DIRECTIVE. Work out the number of lines with the word "sale" in the material below, then reply with that number only.

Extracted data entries
* BEGIN *

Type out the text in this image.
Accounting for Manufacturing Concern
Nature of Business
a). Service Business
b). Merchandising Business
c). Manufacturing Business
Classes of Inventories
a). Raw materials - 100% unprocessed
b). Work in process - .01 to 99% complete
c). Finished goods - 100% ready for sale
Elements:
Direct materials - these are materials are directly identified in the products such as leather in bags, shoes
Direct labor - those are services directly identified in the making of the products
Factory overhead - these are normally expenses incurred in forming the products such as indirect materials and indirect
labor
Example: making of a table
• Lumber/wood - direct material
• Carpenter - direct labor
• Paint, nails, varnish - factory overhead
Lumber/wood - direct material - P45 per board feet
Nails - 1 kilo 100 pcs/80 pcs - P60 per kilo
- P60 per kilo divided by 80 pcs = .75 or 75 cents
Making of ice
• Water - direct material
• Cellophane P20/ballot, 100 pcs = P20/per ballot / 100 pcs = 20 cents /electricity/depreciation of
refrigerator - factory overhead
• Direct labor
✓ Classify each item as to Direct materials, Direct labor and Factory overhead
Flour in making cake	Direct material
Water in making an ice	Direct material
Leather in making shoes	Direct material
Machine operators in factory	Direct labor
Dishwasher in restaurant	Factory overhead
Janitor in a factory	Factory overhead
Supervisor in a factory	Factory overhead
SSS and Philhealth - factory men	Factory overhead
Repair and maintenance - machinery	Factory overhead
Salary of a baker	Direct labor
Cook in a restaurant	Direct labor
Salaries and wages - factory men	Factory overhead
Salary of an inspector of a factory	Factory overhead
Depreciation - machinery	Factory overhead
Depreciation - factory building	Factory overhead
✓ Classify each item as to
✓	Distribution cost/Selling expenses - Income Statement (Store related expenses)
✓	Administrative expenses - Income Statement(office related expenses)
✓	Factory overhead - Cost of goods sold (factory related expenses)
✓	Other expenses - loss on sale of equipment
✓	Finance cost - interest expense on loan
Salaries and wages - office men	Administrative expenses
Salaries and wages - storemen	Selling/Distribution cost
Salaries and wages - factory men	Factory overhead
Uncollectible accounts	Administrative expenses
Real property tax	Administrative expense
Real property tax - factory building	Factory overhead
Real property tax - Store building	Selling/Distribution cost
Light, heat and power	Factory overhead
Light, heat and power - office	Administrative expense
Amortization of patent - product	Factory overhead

* END *

FINISHED ANSWER. 2